» **Job**: List each line of the data in which the string "SYSTEMS" appears.

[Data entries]
--------

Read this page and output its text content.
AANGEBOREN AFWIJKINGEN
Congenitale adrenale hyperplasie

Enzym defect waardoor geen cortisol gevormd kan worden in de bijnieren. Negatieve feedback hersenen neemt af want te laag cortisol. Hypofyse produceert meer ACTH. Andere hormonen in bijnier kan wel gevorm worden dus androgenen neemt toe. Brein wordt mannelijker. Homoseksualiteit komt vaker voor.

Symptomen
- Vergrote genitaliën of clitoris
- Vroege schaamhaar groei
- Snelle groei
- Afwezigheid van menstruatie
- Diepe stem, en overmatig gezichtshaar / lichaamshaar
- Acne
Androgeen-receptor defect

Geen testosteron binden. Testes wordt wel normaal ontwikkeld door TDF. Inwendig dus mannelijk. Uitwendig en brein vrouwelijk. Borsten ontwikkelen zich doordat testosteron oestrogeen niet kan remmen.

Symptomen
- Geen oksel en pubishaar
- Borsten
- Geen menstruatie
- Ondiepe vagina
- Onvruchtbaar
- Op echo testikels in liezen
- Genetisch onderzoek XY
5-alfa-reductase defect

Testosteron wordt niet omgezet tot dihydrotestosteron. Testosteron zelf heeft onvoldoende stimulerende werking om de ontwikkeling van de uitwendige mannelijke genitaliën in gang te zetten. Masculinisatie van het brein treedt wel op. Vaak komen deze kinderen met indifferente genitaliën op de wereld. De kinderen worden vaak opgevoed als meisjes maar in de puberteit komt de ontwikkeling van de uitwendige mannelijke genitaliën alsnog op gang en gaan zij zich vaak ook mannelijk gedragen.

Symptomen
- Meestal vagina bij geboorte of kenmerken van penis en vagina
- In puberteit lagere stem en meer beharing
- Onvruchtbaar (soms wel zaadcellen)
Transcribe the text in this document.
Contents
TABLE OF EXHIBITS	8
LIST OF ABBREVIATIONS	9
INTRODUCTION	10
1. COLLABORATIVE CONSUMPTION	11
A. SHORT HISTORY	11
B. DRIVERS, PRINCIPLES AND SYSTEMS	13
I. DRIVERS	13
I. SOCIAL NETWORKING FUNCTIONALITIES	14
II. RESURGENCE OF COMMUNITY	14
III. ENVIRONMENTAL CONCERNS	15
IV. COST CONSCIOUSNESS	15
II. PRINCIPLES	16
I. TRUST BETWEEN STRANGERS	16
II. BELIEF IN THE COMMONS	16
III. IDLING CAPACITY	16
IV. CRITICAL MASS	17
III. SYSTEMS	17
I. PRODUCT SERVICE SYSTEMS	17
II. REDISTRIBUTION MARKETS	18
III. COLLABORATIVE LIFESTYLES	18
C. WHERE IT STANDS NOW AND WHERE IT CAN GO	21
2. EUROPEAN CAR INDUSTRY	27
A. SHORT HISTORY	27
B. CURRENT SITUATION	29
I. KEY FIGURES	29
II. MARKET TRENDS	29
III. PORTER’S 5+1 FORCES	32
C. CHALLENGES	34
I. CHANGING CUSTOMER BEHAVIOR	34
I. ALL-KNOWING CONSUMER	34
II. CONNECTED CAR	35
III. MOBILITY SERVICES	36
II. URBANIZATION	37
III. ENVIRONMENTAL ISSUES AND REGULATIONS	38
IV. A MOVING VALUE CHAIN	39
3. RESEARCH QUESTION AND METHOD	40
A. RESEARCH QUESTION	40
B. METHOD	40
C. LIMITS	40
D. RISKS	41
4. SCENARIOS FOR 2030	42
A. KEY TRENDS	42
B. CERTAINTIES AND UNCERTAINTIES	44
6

--------

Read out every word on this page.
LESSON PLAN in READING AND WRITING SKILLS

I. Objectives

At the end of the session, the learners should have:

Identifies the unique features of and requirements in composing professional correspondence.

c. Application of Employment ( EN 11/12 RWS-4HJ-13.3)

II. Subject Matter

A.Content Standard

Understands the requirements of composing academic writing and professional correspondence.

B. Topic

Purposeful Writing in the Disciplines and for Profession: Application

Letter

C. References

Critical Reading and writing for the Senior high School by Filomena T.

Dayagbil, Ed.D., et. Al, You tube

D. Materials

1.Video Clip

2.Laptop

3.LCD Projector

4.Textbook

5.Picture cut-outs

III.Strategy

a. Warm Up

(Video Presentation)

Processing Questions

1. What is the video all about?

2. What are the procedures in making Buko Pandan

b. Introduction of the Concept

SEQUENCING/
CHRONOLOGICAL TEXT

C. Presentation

--------

» **Exercise answer**:
B. DRIVERS, PRINCIPLES AND SYSTEMS	13
III. SYSTEMS	17
I. PRODUCT SERVICE SYSTEMS	17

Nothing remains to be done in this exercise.